=== What to work on ===
Below is some material; set it all down exactly, apart from the pictures.

Recorded data:
#####
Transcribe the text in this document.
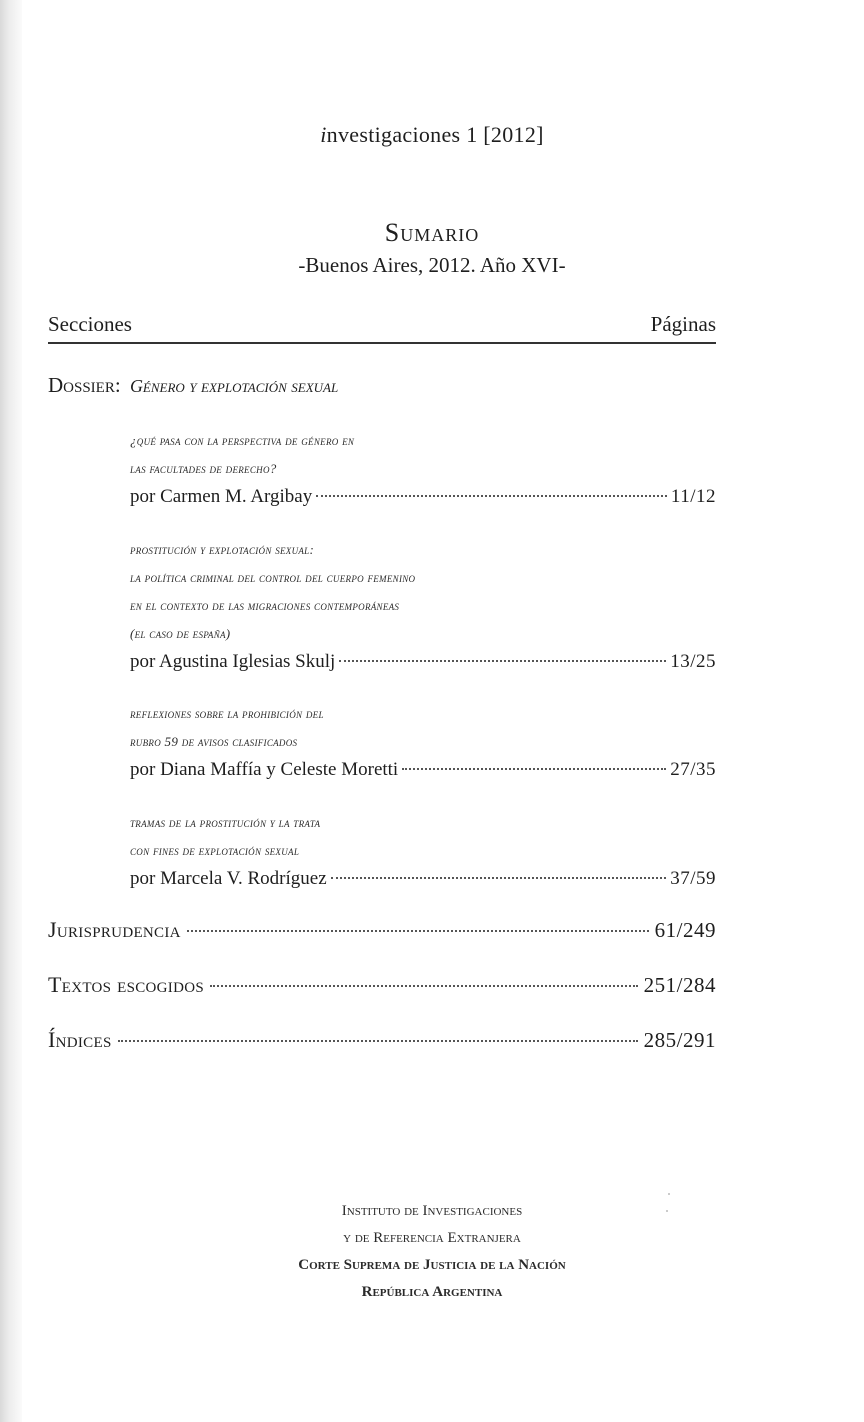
investigaciones 1 [2012]
Sumario
-Buenos Aires, 2012. Año XVI-
Secciones	Páginas
Dossier: Género y explotación sexual
¿qué pasa con la perspectiva de género en
las facultades de derecho?
por Carmen M. Argibay	11/12
prostitución y explotación sexual:
la política criminal del control del cuerpo femenino
en el contexto de las migraciones contemporáneas
(el caso de españa)
por Agustina Iglesias Skulj	13/25
reflexiones sobre la prohibición del
rubro 59 de avisos clasificados
por Diana Maffía y Celeste Moretti	27/35
tramas de la prostitución y la trata
con fines de explotación sexual
por Marcela V. Rodríguez	37/59
Jurisprudencia	61/249
Textos escogidos	251/284
Índices	285/291
Instituto de Investigaciones
y de Referencia Extranjera
Corte Suprema de Justicia de la Nación
República Argentina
#####
=== Written solution ===
Transcribe the text in this document.
investigaciones 1 [2012]
Sumario
-Buenos Aires, 2012. Año XVI-
Secciones	Páginas
Dossier: Género y explotación sexual
¿qué pasa con la perspectiva de género en
las facultades de derecho?
por Carmen M. Argibay	11/12
prostitución y explotación sexual:
la política criminal del control del cuerpo femenino
en el contexto de las migraciones contemporáneas
(el caso de españa)
por Agustina Iglesias Skulj	13/25
reflexiones sobre la prohibición del
rubro 59 de avisos clasificados
por Diana Maffía y Celeste Moretti	27/35
tramas de la prostitución y la trata
con fines de explotación sexual
por Marcela V. Rodríguez	37/59
Jurisprudencia	61/249
Textos escogidos	251/284
Índices	285/291
Instituto de Investigaciones
y de Referencia Extranjera
Corte Suprema de Justicia de la Nación
República Argentina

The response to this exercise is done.